-- Short problem --
Reproduce the records that follow in full, excluding any picture they contain.

Data excerpts
# # # # #

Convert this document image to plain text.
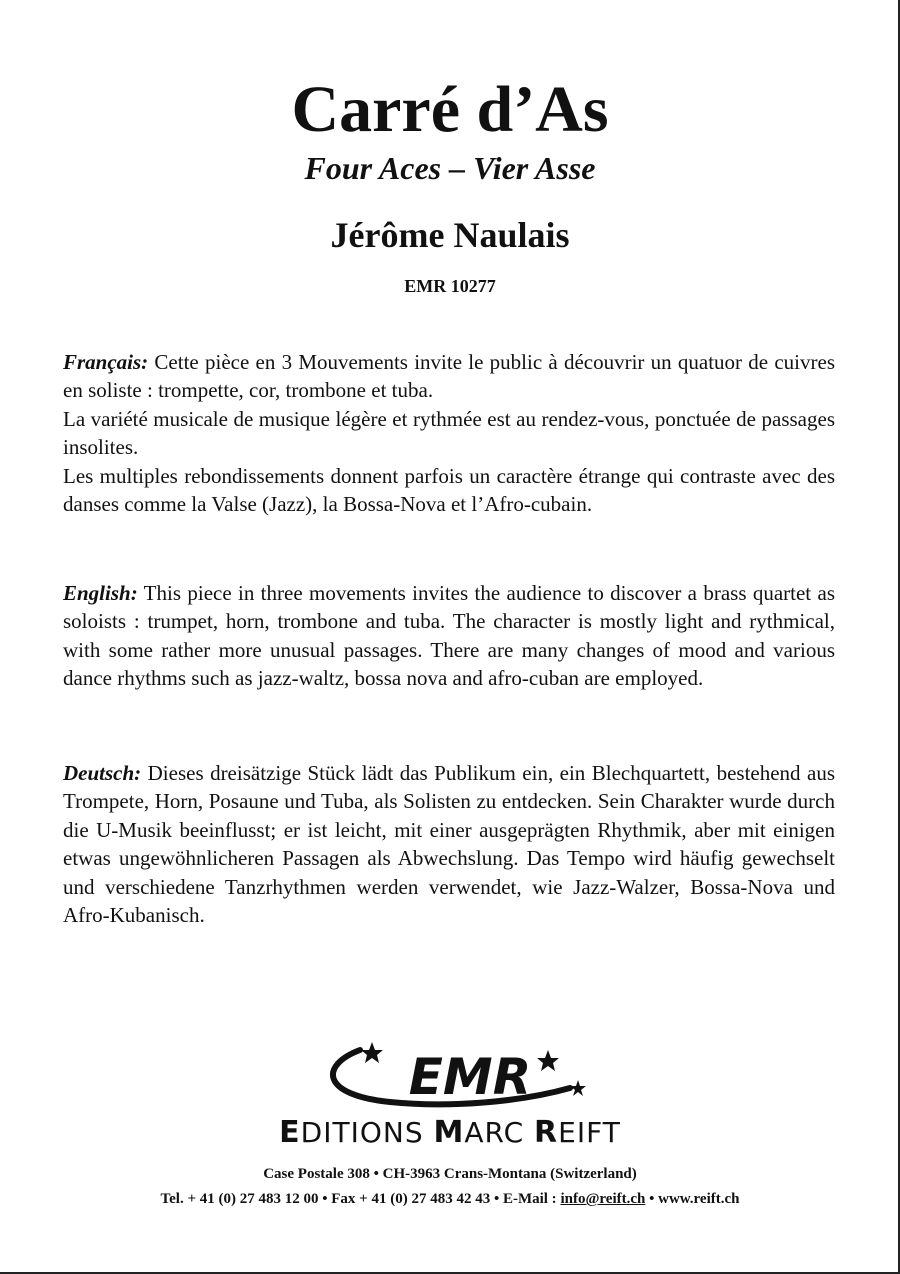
Carré d’As
Four Aces – Vier Asse
Jérôme Naulais
EMR 10277

Français: Cette pièce en 3 Mouvements invite le public à découvrir un quatuor de cuivres en soliste : trompette, cor, trombone et tuba.

La variété musicale de musique légère et rythmée est au rendez-vous, ponctuée de passages insolites.

Les multiples rebondissements donnent parfois un caractère étrange qui contraste avec des danses comme la Valse (Jazz), la Bossa-Nova et l’Afro-cubain.

English: This piece in three movements invites the audience to discover a brass quartet as soloists : trumpet, horn, trombone and tuba. The character is mostly light and rythmical, with some rather more unusual passages. There are many changes of mood and various dance rhythms such as jazz-waltz, bossa nova and afro-cuban are employed.

Deutsch: Dieses dreisätzige Stück lädt das Publikum ein, ein Blechquartett, bestehend aus Trompete, Horn, Posaune und Tuba, als Solisten zu entdecken. Sein Charakter wurde durch die U-Musik beeinflusst; er ist leicht, mit einer ausgeprägten Rhythmik, aber mit einigen etwas ungewöhnlicheren Passagen als Abwechslung. Das Tempo wird häufig gewechselt und verschiedene Tanzrhythmen werden verwendet, wie Jazz-Walzer, Bossa-Nova und Afro-Kubanisch.

EMR
EDITIONS MARC REIFT
Case Postale 308 • CH-3963 Crans-Montana (Switzerland)
Tel. + 41 (0) 27 483 12 00 • Fax + 41 (0) 27 483 42 43 • E-Mail : info@reift.ch • www.reift.ch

# # # # #

-- Exercise solution --
Convert this document image to plain text.
Carré d’As
Four Aces – Vier Asse
Jérôme Naulais
EMR 10277

Français: Cette pièce en 3 Mouvements invite le public à découvrir un quatuor de cuivres en soliste : trompette, cor, trombone et tuba.

La variété musicale de musique légère et rythmée est au rendez-vous, ponctuée de passages insolites.

Les multiples rebondissements donnent parfois un caractère étrange qui contraste avec des danses comme la Valse (Jazz), la Bossa-Nova et l’Afro-cubain.

English: This piece in three movements invites the audience to discover a brass quartet as soloists : trumpet, horn, trombone and tuba. The character is mostly light and rythmical, with some rather more unusual passages. There are many changes of mood and various dance rhythms such as jazz-waltz, bossa nova and afro-cuban are employed.

Deutsch: Dieses dreisätzige Stück lädt das Publikum ein, ein Blechquartett, bestehend aus Trompete, Horn, Posaune und Tuba, als Solisten zu entdecken. Sein Charakter wurde durch die U-Musik beeinflusst; er ist leicht, mit einer ausgeprägten Rhythmik, aber mit einigen etwas ungewöhnlicheren Passagen als Abwechslung. Das Tempo wird häufig gewechselt und verschiedene Tanzrhythmen werden verwendet, wie Jazz-Walzer, Bossa-Nova und Afro-Kubanisch.

EMR
EDITIONS MARC REIFT
Case Postale 308 • CH-3963 Crans-Montana (Switzerland)
Tel. + 41 (0) 27 483 12 00 • Fax + 41 (0) 27 483 42 43 • E-Mail : info@reift.ch • www.reift.ch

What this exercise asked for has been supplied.